Written exercise:
Among the following entries, count the lines that contain "labels" and report only the result.

Begin Records shown

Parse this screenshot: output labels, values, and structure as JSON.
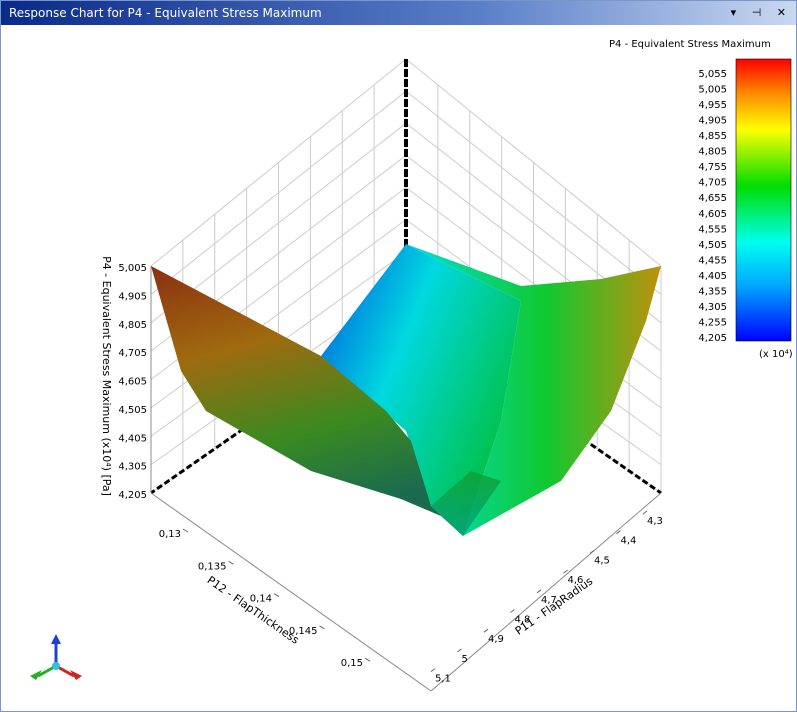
{
  "window": {
    "title": "Response Chart for P4 - Equivalent Stress Maximum"
  },
  "legend": {
    "title": "P4 - Equivalent Stress Maximum",
    "labels": [
      "5,055",
      "5,005",
      "4,955",
      "4,905",
      "4,855",
      "4,805",
      "4,755",
      "4,705",
      "4,655",
      "4,605",
      "4,555",
      "4,505",
      "4,455",
      "4,405",
      "4,355",
      "4,305",
      "4,255",
      "4,205"
    ],
    "multiplier": "(x 10⁴)"
  },
  "z_axis": {
    "title": "P4 - Equivalent Stress Maximum  (x10⁴)  [Pa]",
    "ticks": [
      "5,005",
      "4,905",
      "4,805",
      "4,705",
      "4,605",
      "4,505",
      "4,405",
      "4,305",
      "4,205"
    ]
  },
  "x_axis": {
    "title": "P12 - FlapThickness",
    "ticks": [
      "0,13",
      "0,135",
      "0,14",
      "0,145",
      "0,15"
    ]
  },
  "y_axis": {
    "title": "P11 - FlapRadius",
    "ticks": [
      "4,3",
      "4,4",
      "4,5",
      "4,6",
      "4,7",
      "4,8",
      "4,9",
      "5",
      "5,1"
    ]
  }
}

End Records shown

Expected answer:
2